YOUR OBJECTIVE — From the entries that follow, pick out all lines holding "музыки".

[RECORD EXCERPTS start]

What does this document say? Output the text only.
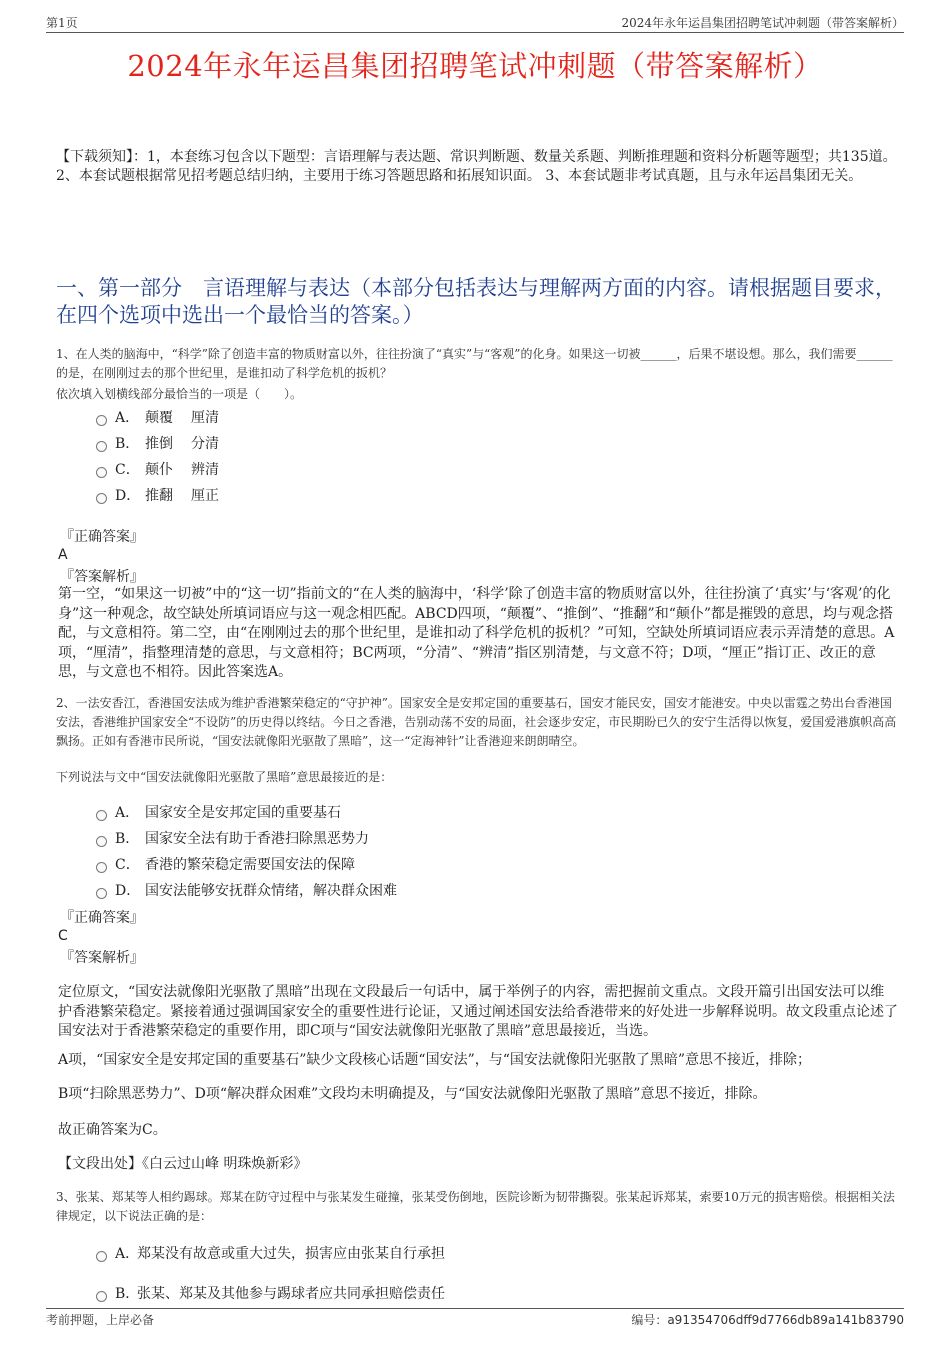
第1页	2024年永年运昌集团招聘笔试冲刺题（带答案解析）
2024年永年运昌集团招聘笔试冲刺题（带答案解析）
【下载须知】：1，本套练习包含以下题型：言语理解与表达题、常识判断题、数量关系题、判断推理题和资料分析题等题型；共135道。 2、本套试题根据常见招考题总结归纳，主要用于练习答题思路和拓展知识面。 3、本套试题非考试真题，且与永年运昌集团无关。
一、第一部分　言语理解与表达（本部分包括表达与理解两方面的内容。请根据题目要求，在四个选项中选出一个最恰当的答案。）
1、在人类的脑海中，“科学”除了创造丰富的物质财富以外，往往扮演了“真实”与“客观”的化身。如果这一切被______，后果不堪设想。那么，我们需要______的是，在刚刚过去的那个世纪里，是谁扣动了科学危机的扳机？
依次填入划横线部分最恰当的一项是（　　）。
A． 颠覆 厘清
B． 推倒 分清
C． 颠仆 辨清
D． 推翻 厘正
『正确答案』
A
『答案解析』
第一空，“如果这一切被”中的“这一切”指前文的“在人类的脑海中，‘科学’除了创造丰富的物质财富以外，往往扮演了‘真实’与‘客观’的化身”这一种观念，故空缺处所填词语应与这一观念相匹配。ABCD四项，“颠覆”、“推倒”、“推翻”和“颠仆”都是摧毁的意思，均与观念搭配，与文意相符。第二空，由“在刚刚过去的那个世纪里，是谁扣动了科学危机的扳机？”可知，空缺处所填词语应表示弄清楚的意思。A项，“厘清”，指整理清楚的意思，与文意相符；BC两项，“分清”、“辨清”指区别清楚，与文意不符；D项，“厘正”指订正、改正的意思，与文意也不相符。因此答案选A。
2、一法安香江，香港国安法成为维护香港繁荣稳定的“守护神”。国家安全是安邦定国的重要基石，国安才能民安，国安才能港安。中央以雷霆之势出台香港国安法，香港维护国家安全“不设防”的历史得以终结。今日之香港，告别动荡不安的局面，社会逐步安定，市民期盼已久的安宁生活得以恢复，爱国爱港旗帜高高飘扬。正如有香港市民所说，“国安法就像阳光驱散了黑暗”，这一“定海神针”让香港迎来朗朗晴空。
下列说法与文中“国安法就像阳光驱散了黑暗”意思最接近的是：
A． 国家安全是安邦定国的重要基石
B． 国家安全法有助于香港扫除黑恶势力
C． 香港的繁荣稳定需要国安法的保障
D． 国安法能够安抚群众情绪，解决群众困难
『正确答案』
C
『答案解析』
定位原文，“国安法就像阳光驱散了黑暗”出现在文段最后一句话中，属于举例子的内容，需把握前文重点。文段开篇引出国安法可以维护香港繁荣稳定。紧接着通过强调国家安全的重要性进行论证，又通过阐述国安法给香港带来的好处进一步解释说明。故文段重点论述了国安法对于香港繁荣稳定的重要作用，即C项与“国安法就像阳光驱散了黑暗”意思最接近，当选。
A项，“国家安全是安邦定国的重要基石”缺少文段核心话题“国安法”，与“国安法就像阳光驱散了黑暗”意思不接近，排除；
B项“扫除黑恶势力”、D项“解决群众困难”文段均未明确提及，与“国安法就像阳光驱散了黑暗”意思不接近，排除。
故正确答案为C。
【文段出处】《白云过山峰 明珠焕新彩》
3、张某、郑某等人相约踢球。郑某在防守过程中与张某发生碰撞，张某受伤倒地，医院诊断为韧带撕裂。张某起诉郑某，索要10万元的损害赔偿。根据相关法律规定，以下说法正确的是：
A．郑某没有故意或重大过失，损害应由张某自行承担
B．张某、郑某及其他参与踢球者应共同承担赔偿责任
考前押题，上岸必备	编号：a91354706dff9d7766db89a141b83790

[RECORD EXCERPTS end]
[RECORD EXCERPTS start]

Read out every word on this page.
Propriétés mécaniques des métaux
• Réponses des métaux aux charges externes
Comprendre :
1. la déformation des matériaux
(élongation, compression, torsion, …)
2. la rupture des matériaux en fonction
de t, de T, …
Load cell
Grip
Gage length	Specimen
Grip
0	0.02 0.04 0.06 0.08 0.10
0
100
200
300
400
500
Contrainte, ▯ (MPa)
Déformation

[RECORD EXCERPTS end]
[RECORD EXCERPTS start]

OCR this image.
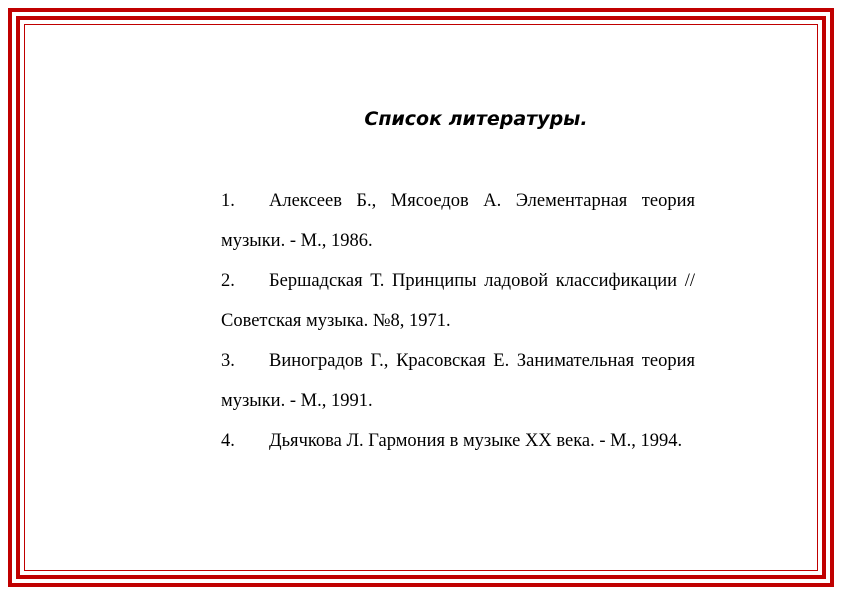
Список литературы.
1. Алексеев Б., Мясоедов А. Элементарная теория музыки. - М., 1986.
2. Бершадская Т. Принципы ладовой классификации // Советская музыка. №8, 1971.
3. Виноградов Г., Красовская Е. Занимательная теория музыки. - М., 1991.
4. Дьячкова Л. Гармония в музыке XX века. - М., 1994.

[RECORD EXCERPTS end]

EXERCISE RESULT —
1. Алексеев Б., Мясоедов А. Элементарная теория музыки. - М., 1986.
3. Виноградов Г., Красовская Е. Занимательная теория музыки. - М., 1991.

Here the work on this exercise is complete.